Your task is to copy every line of the records below that contains "Tanım".

--- start of Dataset records ---

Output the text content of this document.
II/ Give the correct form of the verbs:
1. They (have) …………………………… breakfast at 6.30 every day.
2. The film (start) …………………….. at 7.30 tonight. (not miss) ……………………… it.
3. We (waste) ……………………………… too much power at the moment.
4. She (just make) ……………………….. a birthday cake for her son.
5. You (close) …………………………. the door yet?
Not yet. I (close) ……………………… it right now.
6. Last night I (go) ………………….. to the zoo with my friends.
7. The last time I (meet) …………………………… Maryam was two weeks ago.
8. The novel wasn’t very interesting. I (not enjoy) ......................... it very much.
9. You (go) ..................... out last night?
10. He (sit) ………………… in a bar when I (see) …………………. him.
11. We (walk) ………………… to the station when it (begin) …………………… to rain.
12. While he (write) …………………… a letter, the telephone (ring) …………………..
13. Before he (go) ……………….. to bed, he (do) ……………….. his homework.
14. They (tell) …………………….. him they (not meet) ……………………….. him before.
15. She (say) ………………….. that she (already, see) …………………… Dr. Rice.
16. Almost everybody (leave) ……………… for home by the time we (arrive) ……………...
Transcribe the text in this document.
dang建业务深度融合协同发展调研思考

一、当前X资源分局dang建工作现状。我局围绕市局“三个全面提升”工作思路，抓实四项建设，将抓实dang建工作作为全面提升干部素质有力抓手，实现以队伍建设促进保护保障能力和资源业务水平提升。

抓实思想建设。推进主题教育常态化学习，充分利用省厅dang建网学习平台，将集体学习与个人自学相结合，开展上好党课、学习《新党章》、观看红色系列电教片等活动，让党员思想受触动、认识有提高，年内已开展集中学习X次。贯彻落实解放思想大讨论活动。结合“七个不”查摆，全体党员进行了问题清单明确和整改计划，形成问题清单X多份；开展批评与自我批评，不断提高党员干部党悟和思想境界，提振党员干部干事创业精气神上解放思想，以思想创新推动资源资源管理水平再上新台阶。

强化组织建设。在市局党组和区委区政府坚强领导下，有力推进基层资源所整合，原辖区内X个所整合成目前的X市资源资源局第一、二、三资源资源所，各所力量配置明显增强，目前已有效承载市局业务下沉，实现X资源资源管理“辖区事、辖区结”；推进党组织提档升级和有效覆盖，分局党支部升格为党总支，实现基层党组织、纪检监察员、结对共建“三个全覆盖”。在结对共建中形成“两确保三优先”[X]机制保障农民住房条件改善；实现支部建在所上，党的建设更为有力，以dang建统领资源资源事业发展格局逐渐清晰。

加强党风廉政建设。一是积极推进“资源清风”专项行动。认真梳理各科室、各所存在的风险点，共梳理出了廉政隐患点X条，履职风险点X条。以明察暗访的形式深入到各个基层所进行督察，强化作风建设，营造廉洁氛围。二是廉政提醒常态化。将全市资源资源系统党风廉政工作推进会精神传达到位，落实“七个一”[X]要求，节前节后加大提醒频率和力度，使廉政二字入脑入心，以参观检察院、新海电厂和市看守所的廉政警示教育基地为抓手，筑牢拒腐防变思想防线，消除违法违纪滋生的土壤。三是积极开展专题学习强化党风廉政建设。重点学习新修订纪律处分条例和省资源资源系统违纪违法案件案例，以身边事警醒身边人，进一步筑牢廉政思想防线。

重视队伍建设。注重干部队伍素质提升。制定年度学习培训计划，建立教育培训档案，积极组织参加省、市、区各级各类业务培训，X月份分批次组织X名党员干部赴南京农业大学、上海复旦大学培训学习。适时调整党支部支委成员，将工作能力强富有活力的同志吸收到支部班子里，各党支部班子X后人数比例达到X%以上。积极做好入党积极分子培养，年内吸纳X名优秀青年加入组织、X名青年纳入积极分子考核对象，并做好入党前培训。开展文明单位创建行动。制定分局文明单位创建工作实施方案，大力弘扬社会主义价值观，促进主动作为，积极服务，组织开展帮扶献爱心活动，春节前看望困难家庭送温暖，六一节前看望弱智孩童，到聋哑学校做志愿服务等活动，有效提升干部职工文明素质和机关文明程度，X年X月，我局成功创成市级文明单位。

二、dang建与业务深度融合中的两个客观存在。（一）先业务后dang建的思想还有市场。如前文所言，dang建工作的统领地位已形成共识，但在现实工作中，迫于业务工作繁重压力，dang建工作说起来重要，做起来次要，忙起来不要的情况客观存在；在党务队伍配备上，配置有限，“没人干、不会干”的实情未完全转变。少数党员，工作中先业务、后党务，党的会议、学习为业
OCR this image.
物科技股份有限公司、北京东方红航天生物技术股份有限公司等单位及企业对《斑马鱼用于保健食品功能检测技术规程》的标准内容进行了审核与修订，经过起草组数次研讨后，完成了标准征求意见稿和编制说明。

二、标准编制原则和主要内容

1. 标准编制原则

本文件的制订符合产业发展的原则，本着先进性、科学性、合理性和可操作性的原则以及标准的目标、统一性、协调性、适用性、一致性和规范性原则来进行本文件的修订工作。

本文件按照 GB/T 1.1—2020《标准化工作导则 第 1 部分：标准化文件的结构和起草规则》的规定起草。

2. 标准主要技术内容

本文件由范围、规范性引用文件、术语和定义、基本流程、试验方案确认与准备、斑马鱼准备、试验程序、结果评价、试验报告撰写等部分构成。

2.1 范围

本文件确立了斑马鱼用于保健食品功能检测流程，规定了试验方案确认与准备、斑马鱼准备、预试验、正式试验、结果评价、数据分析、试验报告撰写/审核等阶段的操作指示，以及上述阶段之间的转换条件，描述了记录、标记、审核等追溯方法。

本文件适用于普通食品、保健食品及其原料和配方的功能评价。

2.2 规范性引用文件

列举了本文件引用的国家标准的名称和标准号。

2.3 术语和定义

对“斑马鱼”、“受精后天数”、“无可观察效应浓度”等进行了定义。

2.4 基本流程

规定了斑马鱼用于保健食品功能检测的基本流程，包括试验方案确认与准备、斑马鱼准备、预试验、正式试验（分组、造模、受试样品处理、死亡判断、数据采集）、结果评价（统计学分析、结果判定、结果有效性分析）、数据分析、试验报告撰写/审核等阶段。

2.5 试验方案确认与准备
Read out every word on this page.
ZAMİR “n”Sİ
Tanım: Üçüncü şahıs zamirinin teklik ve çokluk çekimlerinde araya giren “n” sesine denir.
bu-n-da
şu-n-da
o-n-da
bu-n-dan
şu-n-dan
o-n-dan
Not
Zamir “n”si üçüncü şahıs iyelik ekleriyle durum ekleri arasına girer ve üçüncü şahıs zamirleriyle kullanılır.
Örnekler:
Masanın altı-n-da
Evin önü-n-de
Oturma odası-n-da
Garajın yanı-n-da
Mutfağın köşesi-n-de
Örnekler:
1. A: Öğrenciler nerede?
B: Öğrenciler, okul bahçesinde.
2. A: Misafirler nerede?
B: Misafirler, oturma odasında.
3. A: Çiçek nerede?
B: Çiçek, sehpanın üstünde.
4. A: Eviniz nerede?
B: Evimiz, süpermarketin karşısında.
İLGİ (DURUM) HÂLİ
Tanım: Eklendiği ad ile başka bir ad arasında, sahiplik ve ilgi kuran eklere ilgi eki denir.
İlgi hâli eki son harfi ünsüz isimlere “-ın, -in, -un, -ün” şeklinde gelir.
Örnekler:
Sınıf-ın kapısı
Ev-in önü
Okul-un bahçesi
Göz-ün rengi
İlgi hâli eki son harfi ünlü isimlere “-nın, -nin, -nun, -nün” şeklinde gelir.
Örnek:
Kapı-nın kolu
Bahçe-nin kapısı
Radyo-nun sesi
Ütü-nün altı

--- end of Dataset records ---

> **Result of the exercise**:
Tanım: Üçüncü şahıs zamirinin teklik ve çokluk çekimlerinde araya giren “n” sesine denir.
Tanım: Eklendiği ad ile başka bir ad arasında, sahiplik ve ilgi kuran eklere ilgi eki denir.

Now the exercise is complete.